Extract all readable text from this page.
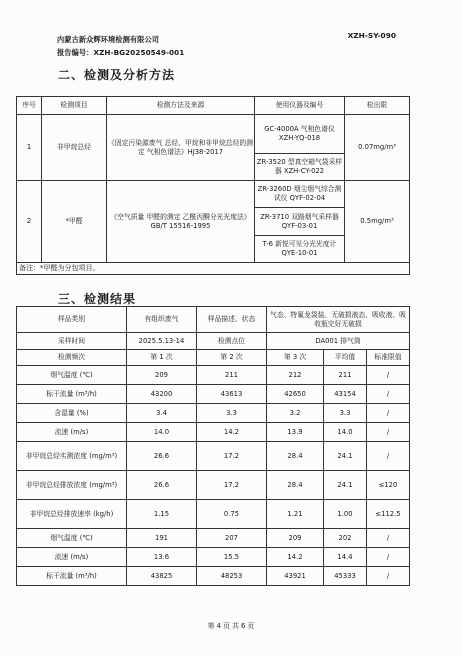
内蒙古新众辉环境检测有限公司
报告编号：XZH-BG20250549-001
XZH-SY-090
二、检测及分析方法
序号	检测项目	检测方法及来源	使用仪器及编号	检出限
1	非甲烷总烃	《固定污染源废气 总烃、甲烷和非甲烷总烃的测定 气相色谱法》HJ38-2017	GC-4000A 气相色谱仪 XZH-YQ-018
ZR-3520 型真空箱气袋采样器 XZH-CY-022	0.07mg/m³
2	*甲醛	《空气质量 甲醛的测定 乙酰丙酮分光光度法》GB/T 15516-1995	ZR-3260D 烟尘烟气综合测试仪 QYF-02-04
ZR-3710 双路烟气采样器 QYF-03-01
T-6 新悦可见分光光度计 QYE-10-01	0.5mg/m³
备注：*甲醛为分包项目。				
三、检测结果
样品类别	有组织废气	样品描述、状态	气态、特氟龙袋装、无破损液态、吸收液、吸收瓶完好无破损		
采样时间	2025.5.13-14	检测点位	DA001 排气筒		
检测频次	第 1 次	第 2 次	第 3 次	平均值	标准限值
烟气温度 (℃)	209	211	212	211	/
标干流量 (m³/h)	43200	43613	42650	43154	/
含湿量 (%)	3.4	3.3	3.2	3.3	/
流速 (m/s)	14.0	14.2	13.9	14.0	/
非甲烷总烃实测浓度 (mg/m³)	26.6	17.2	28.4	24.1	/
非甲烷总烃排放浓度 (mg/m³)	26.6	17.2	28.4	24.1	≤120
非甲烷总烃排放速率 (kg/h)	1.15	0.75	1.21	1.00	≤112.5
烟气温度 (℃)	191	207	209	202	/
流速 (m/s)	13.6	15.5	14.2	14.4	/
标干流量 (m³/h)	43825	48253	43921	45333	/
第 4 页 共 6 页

EXERCISE:
Print the records above exactly as they stand, but leave out the pictures.

THE REPLY:
Extract all readable text from this page.
内蒙古新众辉环境检测有限公司
报告编号：XZH-BG20250549-001
XZH-SY-090
二、检测及分析方法
序号	检测项目	检测方法及来源	使用仪器及编号	检出限
1	非甲烷总烃	《固定污染源废气 总烃、甲烷和非甲烷总烃的测定 气相色谱法》HJ38-2017	GC-4000A 气相色谱仪 XZH-YQ-018
ZR-3520 型真空箱气袋采样器 XZH-CY-022	0.07mg/m³
2	*甲醛	《空气质量 甲醛的测定 乙酰丙酮分光光度法》GB/T 15516-1995	ZR-3260D 烟尘烟气综合测试仪 QYF-02-04
ZR-3710 双路烟气采样器 QYF-03-01
T-6 新悦可见分光光度计 QYE-10-01	0.5mg/m³
备注：*甲醛为分包项目。				
三、检测结果
样品类别	有组织废气	样品描述、状态	气态、特氟龙袋装、无破损液态、吸收液、吸收瓶完好无破损		
采样时间	2025.5.13-14	检测点位	DA001 排气筒		
检测频次	第 1 次	第 2 次	第 3 次	平均值	标准限值
烟气温度 (℃)	209	211	212	211	/
标干流量 (m³/h)	43200	43613	42650	43154	/
含湿量 (%)	3.4	3.3	3.2	3.3	/
流速 (m/s)	14.0	14.2	13.9	14.0	/
非甲烷总烃实测浓度 (mg/m³)	26.6	17.2	28.4	24.1	/
非甲烷总烃排放浓度 (mg/m³)	26.6	17.2	28.4	24.1	≤120
非甲烷总烃排放速率 (kg/h)	1.15	0.75	1.21	1.00	≤112.5
烟气温度 (℃)	191	207	209	202	/
流速 (m/s)	13.6	15.5	14.2	14.4	/
标干流量 (m³/h)	43825	48253	43921	45333	/
第 4 页 共 6 页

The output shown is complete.